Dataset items
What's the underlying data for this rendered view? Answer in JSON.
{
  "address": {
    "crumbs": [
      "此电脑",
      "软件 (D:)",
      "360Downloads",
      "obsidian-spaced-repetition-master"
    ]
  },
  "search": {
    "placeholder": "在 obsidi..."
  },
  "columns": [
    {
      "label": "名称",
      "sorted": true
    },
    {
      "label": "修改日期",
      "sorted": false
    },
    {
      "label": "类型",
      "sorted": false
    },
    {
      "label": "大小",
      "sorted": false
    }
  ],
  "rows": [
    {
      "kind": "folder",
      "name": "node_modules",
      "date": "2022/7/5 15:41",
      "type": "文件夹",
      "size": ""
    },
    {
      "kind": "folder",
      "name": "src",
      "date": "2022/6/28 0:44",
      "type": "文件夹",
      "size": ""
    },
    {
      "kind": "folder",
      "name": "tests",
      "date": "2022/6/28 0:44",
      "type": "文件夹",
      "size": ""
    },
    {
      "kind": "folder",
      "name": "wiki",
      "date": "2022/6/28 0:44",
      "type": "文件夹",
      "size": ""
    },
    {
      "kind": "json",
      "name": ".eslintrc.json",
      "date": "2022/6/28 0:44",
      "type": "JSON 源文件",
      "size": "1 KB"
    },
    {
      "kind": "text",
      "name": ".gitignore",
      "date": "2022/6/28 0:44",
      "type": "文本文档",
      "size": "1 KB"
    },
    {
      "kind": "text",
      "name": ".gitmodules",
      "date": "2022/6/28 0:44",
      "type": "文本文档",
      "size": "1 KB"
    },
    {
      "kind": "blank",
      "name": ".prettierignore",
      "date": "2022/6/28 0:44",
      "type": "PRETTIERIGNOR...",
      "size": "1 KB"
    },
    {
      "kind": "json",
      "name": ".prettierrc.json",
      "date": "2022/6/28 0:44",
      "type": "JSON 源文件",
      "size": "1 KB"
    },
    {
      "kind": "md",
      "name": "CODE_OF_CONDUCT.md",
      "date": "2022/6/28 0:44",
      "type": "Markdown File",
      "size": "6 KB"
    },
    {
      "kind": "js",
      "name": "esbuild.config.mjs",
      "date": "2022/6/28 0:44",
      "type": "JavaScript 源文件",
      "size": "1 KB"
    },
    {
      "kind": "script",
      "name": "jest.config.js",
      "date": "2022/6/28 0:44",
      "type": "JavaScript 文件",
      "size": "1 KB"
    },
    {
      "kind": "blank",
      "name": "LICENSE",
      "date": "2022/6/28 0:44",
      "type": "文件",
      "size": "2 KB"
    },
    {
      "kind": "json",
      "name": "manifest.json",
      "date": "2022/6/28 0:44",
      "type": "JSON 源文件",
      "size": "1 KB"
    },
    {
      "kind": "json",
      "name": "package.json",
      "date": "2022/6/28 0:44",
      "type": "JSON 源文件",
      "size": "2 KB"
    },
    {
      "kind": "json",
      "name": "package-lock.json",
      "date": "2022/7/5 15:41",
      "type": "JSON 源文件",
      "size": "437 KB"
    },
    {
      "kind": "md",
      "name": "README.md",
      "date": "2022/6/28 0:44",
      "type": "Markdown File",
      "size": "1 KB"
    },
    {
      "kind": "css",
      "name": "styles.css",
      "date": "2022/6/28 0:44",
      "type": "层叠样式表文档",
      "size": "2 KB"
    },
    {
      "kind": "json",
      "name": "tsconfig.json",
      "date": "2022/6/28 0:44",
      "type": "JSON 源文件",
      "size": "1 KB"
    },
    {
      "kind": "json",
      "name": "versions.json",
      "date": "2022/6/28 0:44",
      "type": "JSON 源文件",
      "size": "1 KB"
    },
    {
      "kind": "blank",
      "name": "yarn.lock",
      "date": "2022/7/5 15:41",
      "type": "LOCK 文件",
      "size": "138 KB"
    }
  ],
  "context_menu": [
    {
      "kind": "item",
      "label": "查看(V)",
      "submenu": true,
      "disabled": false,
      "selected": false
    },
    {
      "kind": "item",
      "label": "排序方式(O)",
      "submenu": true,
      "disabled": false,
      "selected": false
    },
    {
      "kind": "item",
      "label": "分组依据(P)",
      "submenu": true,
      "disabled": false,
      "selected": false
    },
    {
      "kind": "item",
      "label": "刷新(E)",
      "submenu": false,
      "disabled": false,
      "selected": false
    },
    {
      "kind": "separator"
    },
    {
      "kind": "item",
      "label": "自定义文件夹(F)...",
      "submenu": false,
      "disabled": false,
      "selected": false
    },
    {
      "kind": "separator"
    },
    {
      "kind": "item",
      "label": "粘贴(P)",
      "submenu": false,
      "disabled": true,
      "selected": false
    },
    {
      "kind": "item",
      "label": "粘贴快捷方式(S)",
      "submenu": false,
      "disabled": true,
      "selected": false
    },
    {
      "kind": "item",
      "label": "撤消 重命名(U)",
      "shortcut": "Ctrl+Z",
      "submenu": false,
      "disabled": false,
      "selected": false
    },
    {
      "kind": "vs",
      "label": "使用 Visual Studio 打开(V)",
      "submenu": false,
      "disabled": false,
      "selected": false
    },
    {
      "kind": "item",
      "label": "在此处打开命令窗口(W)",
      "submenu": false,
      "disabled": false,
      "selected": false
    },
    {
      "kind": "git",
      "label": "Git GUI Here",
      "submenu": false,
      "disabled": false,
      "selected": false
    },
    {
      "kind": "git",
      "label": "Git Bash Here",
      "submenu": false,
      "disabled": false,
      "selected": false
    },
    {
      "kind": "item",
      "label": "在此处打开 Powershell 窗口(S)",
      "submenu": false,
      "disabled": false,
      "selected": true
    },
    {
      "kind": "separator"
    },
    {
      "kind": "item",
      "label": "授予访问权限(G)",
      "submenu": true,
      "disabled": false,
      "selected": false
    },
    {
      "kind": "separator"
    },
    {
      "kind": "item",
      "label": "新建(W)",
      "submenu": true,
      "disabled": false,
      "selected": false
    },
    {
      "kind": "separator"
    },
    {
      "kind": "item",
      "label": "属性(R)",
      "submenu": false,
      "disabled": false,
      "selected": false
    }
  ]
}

--

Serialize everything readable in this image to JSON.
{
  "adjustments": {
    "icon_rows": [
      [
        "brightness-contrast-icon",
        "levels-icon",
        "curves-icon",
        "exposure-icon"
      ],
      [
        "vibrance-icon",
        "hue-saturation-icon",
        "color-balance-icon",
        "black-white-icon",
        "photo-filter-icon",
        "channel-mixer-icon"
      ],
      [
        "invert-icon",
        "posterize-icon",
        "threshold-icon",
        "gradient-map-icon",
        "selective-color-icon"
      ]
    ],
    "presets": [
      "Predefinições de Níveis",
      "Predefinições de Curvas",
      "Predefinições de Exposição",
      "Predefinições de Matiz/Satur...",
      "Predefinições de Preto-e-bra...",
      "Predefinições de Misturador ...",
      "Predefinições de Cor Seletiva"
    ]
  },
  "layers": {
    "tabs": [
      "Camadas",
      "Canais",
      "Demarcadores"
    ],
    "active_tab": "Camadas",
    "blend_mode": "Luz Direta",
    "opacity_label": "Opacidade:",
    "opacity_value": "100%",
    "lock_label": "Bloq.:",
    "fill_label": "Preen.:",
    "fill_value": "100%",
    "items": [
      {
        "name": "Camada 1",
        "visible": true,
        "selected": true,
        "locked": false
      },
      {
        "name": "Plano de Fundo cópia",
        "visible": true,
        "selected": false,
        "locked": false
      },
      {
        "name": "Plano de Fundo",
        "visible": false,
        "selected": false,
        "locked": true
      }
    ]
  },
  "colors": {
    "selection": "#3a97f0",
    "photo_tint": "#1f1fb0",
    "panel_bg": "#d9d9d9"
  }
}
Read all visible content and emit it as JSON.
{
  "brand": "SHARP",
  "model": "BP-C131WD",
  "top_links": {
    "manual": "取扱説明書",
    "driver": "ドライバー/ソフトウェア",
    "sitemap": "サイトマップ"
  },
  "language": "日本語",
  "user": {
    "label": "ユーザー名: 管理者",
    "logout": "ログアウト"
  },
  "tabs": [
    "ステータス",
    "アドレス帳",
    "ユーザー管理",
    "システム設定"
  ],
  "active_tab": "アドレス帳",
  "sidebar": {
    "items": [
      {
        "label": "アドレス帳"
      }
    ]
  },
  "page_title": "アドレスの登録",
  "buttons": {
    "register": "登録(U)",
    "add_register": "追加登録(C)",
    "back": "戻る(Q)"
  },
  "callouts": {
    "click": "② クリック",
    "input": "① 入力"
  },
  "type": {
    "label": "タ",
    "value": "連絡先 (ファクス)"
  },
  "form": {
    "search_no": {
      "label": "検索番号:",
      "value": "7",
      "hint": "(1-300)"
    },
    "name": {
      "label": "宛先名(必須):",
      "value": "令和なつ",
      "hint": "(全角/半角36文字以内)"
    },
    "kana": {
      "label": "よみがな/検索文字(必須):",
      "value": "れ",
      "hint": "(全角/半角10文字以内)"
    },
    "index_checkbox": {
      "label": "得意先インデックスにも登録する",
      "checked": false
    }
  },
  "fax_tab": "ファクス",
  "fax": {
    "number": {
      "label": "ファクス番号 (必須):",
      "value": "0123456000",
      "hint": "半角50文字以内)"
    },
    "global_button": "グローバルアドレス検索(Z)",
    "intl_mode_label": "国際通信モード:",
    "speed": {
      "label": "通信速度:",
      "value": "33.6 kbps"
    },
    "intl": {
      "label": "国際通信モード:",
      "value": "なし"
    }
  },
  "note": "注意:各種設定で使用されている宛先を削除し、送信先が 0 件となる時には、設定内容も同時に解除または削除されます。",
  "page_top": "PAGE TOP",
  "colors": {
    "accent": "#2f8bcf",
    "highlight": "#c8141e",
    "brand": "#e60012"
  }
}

- [Aim] Check each line above for the word "Fundo" and copy the ones that have it.

- [Solution to this problem]
        "name": "Plano de Fundo cópia",
        "name": "Plano de Fundo",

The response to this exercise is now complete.